━━━ DATA IN THIS EXERCISE

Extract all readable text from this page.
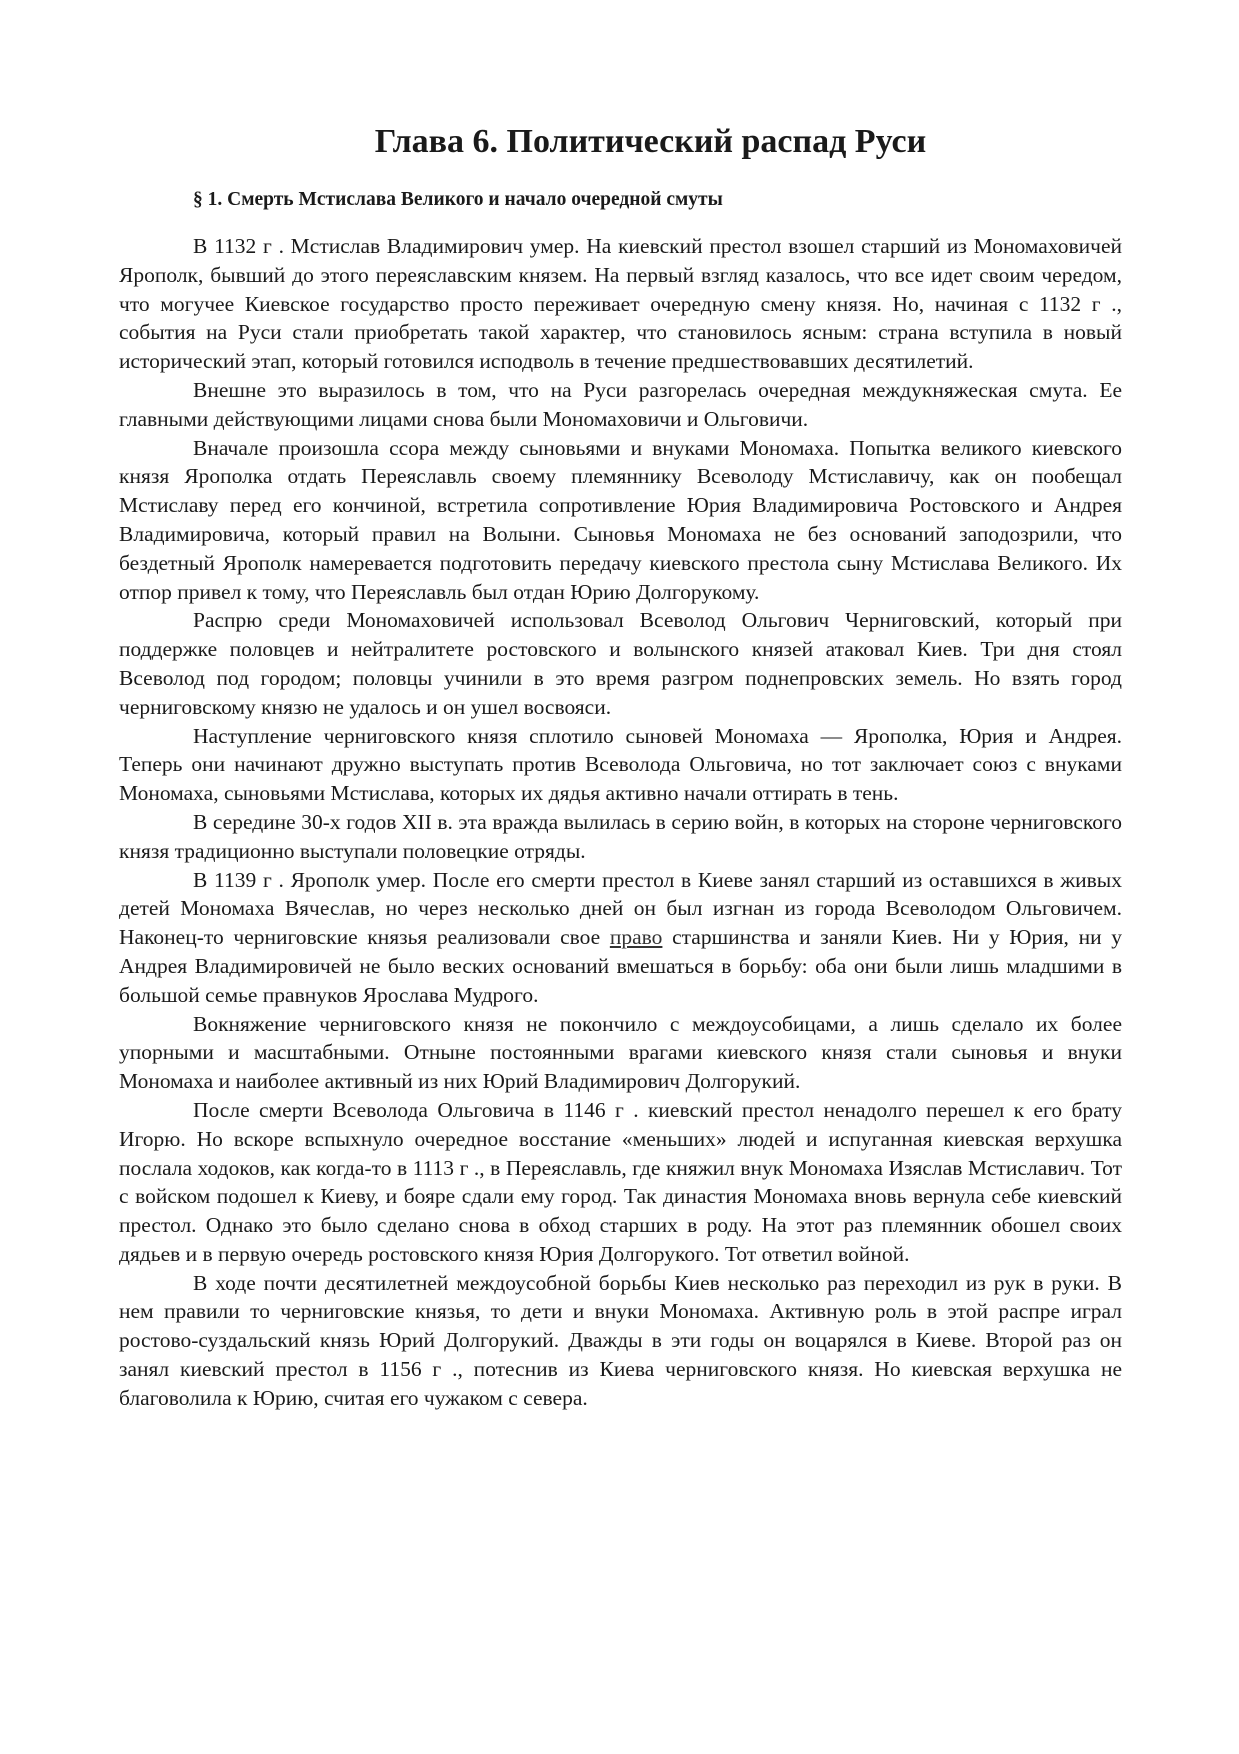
Глава 6. Политический распад Руси
§ 1. Смерть Мстислава Великого и начало очередной смуты

В 1132 г . Мстислав Владимирович умер. На киевский престол взошел старший из Мономаховичей Ярополк, бывший до этого переяславским князем. На первый взгляд казалось, что все идет своим чередом, что могучее Киевское государство просто переживает очередную смену князя. Но, начиная с 1132 г ., события на Руси стали приобретать такой характер, что становилось ясным: страна вступила в новый исторический этап, который готовился исподволь в течение предшествовавших десятилетий.

Внешне это выразилось в том, что на Руси разгорелась очередная междукняжеская смута. Ее главными действующими лицами снова были Мономаховичи и Ольговичи.

Вначале произошла ссора между сыновьями и внуками Мономаха. Попытка великого киевского князя Ярополка отдать Переяславль своему племяннику Всеволоду Мстиславичу, как он пообещал Мстиславу перед его кончиной, встретила сопротивление Юрия Владимировича Ростовского и Андрея Владимировича, который правил на Волыни. Сыновья Мономаха не без оснований заподозрили, что бездетный Ярополк намеревается подготовить передачу киевского престола сыну Мстислава Великого. Их отпор привел к тому, что Переяславль был отдан Юрию Долгорукому.

Распрю среди Мономаховичей использовал Всеволод Ольгович Черниговский, который при поддержке половцев и нейтралитете ростовского и волынского князей атаковал Киев. Три дня стоял Всеволод под городом; половцы учинили в это время разгром поднепровских земель. Но взять город черниговскому князю не удалось и он ушел восвояси.

Наступление черниговского князя сплотило сыновей Мономаха — Ярополка, Юрия и Андрея. Теперь они начинают дружно выступать против Всеволода Ольговича, но тот заключает союз с внуками Мономаха, сыновьями Мстислава, которых их дядья активно начали оттирать в тень.

В середине 30-х годов XII в. эта вражда вылилась в серию войн, в которых на стороне черниговского князя традиционно выступали половецкие отряды.

В 1139 г . Ярополк умер. После его смерти престол в Киеве занял старший из оставшихся в живых детей Мономаха Вячеслав, но через несколько дней он был изгнан из города Всеволодом Ольговичем. Наконец-то черниговские князья реализовали свое право старшинства и заняли Киев. Ни у Юрия, ни у Андрея Владимировичей не было веских оснований вмешаться в борьбу: оба они были лишь младшими в большой семье правнуков Ярослава Мудрого.

Вокняжение черниговского князя не покончило с междоусобицами, а лишь сделало их более упорными и масштабными. Отныне постоянными врагами киевского князя стали сыновья и внуки Мономаха и наиболее активный из них Юрий Владимирович Долгорукий.

После смерти Всеволода Ольговича в 1146 г . киевский престол ненадолго перешел к его брату Игорю. Но вскоре вспыхнуло очередное восстание «меньших» людей и испуганная киевская верхушка послала ходоков, как когда-то в 1113 г ., в Переяславль, где княжил внук Мономаха Изяслав Мстиславич. Тот с войском подошел к Киеву, и бояре сдали ему город. Так династия Мономаха вновь вернула себе киевский престол. Однако это было сделано снова в обход старших в роду. На этот раз племянник обошел своих дядьев и в первую очередь ростовского князя Юрия Долгорукого. Тот ответил войной.

В ходе почти десятилетней междоусобной борьбы Киев несколько раз переходил из рук в руки. В нем правили то черниговские князья, то дети и внуки Мономаха. Активную роль в этой распре играл ростово-суздальский князь Юрий Долгорукий. Дважды в эти годы он воцарялся в Киеве. Второй раз он занял киевский престол в 1156 г ., потеснив из Киева черниговского князя. Но киевская верхушка не благоволила к Юрию, считая его чужаком с севера.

━━━━━━

EXERCISE DIRECTIONS —
Write out all the records again, exactly, minus any pictures.

RESPONSE FOR THIS EXERCISE —
Extract all readable text from this page.
Глава 6. Политический распад Руси
§ 1. Смерть Мстислава Великого и начало очередной смуты

В 1132 г . Мстислав Владимирович умер. На киевский престол взошел старший из Мономаховичей Ярополк, бывший до этого переяславским князем. На первый взгляд казалось, что все идет своим чередом, что могучее Киевское государство просто переживает очередную смену князя. Но, начиная с 1132 г ., события на Руси стали приобретать такой характер, что становилось ясным: страна вступила в новый исторический этап, который готовился исподволь в течение предшествовавших десятилетий.

Внешне это выразилось в том, что на Руси разгорелась очередная междукняжеская смута. Ее главными действующими лицами снова были Мономаховичи и Ольговичи.

Вначале произошла ссора между сыновьями и внуками Мономаха. Попытка великого киевского князя Ярополка отдать Переяславль своему племяннику Всеволоду Мстиславичу, как он пообещал Мстиславу перед его кончиной, встретила сопротивление Юрия Владимировича Ростовского и Андрея Владимировича, который правил на Волыни. Сыновья Мономаха не без оснований заподозрили, что бездетный Ярополк намеревается подготовить передачу киевского престола сыну Мстислава Великого. Их отпор привел к тому, что Переяславль был отдан Юрию Долгорукому.

Распрю среди Мономаховичей использовал Всеволод Ольгович Черниговский, который при поддержке половцев и нейтралитете ростовского и волынского князей атаковал Киев. Три дня стоял Всеволод под городом; половцы учинили в это время разгром поднепровских земель. Но взять город черниговскому князю не удалось и он ушел восвояси.

Наступление черниговского князя сплотило сыновей Мономаха — Ярополка, Юрия и Андрея. Теперь они начинают дружно выступать против Всеволода Ольговича, но тот заключает союз с внуками Мономаха, сыновьями Мстислава, которых их дядья активно начали оттирать в тень.

В середине 30-х годов XII в. эта вражда вылилась в серию войн, в которых на стороне черниговского князя традиционно выступали половецкие отряды.

В 1139 г . Ярополк умер. После его смерти престол в Киеве занял старший из оставшихся в живых детей Мономаха Вячеслав, но через несколько дней он был изгнан из города Всеволодом Ольговичем. Наконец-то черниговские князья реализовали свое право старшинства и заняли Киев. Ни у Юрия, ни у Андрея Владимировичей не было веских оснований вмешаться в борьбу: оба они были лишь младшими в большой семье правнуков Ярослава Мудрого.

Вокняжение черниговского князя не покончило с междоусобицами, а лишь сделало их более упорными и масштабными. Отныне постоянными врагами киевского князя стали сыновья и внуки Мономаха и наиболее активный из них Юрий Владимирович Долгорукий.

После смерти Всеволода Ольговича в 1146 г . киевский престол ненадолго перешел к его брату Игорю. Но вскоре вспыхнуло очередное восстание «меньших» людей и испуганная киевская верхушка послала ходоков, как когда-то в 1113 г ., в Переяславль, где княжил внук Мономаха Изяслав Мстиславич. Тот с войском подошел к Киеву, и бояре сдали ему город. Так династия Мономаха вновь вернула себе киевский престол. Однако это было сделано снова в обход старших в роду. На этот раз племянник обошел своих дядьев и в первую очередь ростовского князя Юрия Долгорукого. Тот ответил войной.

В ходе почти десятилетней междоусобной борьбы Киев несколько раз переходил из рук в руки. В нем правили то черниговские князья, то дети и внуки Мономаха. Активную роль в этой распре играл ростово-суздальский князь Юрий Долгорукий. Дважды в эти годы он воцарялся в Киеве. Второй раз он занял киевский престол в 1156 г ., потеснив из Киева черниговского князя. Но киевская верхушка не благоволила к Юрию, считая его чужаком с севера.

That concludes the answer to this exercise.